▶ Stated problem
Write out each entry again. Keep every word exactly as it is.

Material provided start

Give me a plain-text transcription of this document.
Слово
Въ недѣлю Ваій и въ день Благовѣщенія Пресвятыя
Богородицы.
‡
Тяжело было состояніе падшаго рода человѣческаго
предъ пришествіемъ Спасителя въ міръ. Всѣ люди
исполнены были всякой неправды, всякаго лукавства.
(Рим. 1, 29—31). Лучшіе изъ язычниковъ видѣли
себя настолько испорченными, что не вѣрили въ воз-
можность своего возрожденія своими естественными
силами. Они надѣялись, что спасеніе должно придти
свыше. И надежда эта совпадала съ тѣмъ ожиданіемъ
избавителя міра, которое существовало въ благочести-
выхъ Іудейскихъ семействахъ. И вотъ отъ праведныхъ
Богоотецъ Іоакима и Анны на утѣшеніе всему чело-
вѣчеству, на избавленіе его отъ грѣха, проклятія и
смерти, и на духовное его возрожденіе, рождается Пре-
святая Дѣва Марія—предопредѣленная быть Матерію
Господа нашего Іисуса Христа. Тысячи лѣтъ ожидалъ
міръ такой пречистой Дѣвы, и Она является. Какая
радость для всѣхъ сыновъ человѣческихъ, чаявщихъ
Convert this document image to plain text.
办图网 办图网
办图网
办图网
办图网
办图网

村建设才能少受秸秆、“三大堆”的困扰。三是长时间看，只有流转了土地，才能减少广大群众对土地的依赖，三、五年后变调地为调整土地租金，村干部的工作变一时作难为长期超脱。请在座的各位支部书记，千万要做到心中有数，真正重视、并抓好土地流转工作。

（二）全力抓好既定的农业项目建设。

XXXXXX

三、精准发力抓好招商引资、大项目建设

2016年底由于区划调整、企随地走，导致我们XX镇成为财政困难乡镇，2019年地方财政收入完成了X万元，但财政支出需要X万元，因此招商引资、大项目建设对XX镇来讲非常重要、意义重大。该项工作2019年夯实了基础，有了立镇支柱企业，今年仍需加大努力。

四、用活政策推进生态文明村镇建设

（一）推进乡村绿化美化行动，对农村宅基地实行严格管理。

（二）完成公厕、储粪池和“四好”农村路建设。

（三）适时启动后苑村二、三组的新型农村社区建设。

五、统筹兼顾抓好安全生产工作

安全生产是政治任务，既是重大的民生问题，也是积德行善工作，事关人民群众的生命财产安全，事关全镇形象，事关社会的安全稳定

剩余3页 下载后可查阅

Material provided end

▶ Result
Give me a plain-text transcription of this document.
Слово
Въ недѣлю Ваій и въ день Благовѣщенія Пресвятыя
Богородицы.
‡
Тяжело было состояніе падшаго рода человѣческаго
предъ пришествіемъ Спасителя въ міръ. Всѣ люди
исполнены были всякой неправды, всякаго лукавства.
(Рим. 1, 29—31). Лучшіе изъ язычниковъ видѣли
себя настолько испорченными, что не вѣрили въ воз-
можность своего возрожденія своими естественными
силами. Они надѣялись, что спасеніе должно придти
свыше. И надежда эта совпадала съ тѣмъ ожиданіемъ
избавителя міра, которое существовало въ благочести-
выхъ Іудейскихъ семействахъ. И вотъ отъ праведныхъ
Богоотецъ Іоакима и Анны на утѣшеніе всему чело-
вѣчеству, на избавленіе его отъ грѣха, проклятія и
смерти, и на духовное его возрожденіе, рождается Пре-
святая Дѣва Марія—предопредѣленная быть Матерію
Господа нашего Іисуса Христа. Тысячи лѣтъ ожидалъ
міръ такой пречистой Дѣвы, и Она является. Какая
радость для всѣхъ сыновъ человѣческихъ, чаявщихъ
Convert this document image to plain text.
办图网 办图网
办图网
办图网
办图网
办图网

村建设才能少受秸秆、“三大堆”的困扰。三是长时间看，只有流转了土地，才能减少广大群众对土地的依赖，三、五年后变调地为调整土地租金，村干部的工作变一时作难为长期超脱。请在座的各位支部书记，千万要做到心中有数，真正重视、并抓好土地流转工作。

（二）全力抓好既定的农业项目建设。

XXXXXX

三、精准发力抓好招商引资、大项目建设

2016年底由于区划调整、企随地走，导致我们XX镇成为财政困难乡镇，2019年地方财政收入完成了X万元，但财政支出需要X万元，因此招商引资、大项目建设对XX镇来讲非常重要、意义重大。该项工作2019年夯实了基础，有了立镇支柱企业，今年仍需加大努力。

四、用活政策推进生态文明村镇建设

（一）推进乡村绿化美化行动，对农村宅基地实行严格管理。

（二）完成公厕、储粪池和“四好”农村路建设。

（三）适时启动后苑村二、三组的新型农村社区建设。

五、统筹兼顾抓好安全生产工作

安全生产是政治任务，既是重大的民生问题，也是积德行善工作，事关人民群众的生命财产安全，事关全镇形象，事关社会的安全稳定

剩余3页 下载后可查阅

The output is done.